[Goal] Lines containing the string "stripe" are to be collected in full.

++++++++++++++++++++

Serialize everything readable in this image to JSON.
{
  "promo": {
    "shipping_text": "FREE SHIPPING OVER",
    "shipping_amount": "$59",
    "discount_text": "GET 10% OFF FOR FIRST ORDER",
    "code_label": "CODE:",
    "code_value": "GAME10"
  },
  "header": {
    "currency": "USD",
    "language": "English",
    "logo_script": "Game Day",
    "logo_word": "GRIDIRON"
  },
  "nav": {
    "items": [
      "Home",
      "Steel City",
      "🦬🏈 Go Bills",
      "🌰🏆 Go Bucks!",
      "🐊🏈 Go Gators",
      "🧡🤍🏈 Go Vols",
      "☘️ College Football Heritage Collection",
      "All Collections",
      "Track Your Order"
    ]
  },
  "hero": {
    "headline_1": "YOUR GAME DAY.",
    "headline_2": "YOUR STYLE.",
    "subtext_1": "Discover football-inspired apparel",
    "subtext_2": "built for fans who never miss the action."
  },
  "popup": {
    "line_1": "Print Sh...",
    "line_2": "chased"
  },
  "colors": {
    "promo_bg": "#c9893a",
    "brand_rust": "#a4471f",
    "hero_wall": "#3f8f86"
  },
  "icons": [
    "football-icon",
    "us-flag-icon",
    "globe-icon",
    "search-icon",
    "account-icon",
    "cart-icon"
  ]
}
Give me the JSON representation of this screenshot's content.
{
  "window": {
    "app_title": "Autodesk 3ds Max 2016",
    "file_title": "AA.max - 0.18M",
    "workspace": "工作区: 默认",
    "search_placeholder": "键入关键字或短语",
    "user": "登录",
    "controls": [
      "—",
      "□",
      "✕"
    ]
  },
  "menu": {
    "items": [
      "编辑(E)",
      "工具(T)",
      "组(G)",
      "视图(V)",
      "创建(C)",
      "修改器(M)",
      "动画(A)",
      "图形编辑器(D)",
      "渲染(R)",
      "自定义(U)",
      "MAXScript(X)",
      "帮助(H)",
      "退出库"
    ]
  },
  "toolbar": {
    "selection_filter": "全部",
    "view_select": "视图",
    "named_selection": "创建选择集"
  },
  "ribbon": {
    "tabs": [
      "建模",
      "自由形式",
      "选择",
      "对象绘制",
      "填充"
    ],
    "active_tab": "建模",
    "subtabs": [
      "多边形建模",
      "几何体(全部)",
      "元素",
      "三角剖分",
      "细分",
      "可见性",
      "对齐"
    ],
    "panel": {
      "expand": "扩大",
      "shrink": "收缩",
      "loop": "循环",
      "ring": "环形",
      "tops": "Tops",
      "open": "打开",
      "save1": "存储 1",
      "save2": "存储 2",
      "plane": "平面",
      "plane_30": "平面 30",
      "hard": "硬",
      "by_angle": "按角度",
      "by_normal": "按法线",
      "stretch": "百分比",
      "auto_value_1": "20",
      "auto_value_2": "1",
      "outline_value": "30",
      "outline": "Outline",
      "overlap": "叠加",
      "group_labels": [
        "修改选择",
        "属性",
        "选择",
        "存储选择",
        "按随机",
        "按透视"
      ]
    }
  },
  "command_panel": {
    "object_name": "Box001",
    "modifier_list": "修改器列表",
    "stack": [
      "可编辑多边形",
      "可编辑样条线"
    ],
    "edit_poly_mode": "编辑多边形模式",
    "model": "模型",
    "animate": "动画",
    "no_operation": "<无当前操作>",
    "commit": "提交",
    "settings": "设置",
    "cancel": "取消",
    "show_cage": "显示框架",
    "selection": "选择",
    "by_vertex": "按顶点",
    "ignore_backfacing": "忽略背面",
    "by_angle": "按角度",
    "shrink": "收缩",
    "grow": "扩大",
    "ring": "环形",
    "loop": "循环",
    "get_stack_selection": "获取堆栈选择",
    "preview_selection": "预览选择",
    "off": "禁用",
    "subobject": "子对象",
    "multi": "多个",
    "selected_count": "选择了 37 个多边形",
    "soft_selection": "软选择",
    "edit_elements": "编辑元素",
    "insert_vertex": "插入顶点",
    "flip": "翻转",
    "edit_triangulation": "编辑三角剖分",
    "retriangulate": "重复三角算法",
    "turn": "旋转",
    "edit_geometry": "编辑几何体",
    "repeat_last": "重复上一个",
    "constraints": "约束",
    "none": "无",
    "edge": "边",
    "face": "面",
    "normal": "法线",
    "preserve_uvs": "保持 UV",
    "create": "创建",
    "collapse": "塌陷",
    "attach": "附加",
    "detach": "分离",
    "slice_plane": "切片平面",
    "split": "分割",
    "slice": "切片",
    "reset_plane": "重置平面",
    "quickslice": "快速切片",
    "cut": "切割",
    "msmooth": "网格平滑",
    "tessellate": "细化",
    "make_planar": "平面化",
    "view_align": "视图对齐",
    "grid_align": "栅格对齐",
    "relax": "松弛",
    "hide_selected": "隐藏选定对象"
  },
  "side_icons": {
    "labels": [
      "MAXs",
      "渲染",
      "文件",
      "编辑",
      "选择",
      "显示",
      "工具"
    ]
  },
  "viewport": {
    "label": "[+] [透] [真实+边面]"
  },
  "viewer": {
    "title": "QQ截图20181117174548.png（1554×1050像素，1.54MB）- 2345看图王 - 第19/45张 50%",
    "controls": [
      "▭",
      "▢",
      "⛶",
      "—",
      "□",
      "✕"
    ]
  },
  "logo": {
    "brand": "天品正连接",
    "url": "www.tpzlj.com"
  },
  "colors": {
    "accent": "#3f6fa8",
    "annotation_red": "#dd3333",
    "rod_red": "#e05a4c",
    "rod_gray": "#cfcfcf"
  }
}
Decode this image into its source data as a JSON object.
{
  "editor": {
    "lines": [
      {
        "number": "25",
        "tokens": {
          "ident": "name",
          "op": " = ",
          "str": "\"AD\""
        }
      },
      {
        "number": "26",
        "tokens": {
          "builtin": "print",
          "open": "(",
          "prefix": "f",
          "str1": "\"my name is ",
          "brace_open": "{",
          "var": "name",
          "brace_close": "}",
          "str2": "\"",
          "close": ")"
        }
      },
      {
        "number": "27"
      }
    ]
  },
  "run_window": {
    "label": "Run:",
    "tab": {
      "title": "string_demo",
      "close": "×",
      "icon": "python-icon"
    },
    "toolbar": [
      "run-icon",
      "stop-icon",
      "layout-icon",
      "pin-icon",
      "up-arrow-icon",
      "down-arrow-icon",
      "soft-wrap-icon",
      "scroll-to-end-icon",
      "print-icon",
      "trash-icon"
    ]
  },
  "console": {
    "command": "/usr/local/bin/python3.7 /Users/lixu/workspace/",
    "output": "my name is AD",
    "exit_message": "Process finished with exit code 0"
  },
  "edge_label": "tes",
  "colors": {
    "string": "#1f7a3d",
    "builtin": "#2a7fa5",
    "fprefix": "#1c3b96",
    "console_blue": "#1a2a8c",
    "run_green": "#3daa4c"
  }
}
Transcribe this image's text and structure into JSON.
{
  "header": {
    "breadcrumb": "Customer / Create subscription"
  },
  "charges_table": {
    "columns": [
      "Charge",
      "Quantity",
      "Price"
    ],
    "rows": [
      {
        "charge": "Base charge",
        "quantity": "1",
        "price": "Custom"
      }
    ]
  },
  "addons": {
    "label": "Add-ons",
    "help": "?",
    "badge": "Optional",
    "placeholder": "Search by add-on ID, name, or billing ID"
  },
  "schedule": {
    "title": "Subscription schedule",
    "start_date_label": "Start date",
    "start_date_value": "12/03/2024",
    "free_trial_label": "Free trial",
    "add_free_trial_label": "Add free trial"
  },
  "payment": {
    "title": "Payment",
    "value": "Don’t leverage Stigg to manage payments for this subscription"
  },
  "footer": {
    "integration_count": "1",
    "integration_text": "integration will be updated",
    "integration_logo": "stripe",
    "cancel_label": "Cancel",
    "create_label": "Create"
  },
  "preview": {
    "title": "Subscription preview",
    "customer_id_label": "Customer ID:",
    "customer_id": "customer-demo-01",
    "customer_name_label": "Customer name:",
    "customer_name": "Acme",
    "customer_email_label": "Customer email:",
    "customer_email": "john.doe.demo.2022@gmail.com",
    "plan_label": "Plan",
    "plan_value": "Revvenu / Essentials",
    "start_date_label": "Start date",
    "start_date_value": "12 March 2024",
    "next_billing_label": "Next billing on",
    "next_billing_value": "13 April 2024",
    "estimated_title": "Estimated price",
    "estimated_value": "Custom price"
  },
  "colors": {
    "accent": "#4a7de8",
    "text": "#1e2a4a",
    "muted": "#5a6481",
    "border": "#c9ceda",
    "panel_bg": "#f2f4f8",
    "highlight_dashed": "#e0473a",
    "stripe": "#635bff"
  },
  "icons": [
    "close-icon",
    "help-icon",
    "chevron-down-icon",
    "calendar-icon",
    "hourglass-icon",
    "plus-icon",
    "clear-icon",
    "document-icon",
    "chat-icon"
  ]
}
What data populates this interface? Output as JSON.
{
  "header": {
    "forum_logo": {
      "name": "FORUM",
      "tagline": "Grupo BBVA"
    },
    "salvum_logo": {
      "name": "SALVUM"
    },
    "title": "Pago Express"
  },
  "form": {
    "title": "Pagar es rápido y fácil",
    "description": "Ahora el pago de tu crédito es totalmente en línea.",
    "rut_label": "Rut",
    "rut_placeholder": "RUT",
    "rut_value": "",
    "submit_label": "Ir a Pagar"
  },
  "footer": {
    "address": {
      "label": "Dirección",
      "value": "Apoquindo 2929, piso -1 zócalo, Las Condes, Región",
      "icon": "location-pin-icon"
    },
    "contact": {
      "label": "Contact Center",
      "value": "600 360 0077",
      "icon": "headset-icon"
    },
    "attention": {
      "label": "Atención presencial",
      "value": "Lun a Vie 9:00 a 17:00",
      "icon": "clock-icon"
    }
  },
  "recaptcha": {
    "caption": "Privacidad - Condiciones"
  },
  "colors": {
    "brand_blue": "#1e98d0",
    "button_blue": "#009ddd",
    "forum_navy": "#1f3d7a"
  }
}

++++++++++++++++++++

[Task answer]
    "integration_logo": "stripe",
    "stripe": "#635bff"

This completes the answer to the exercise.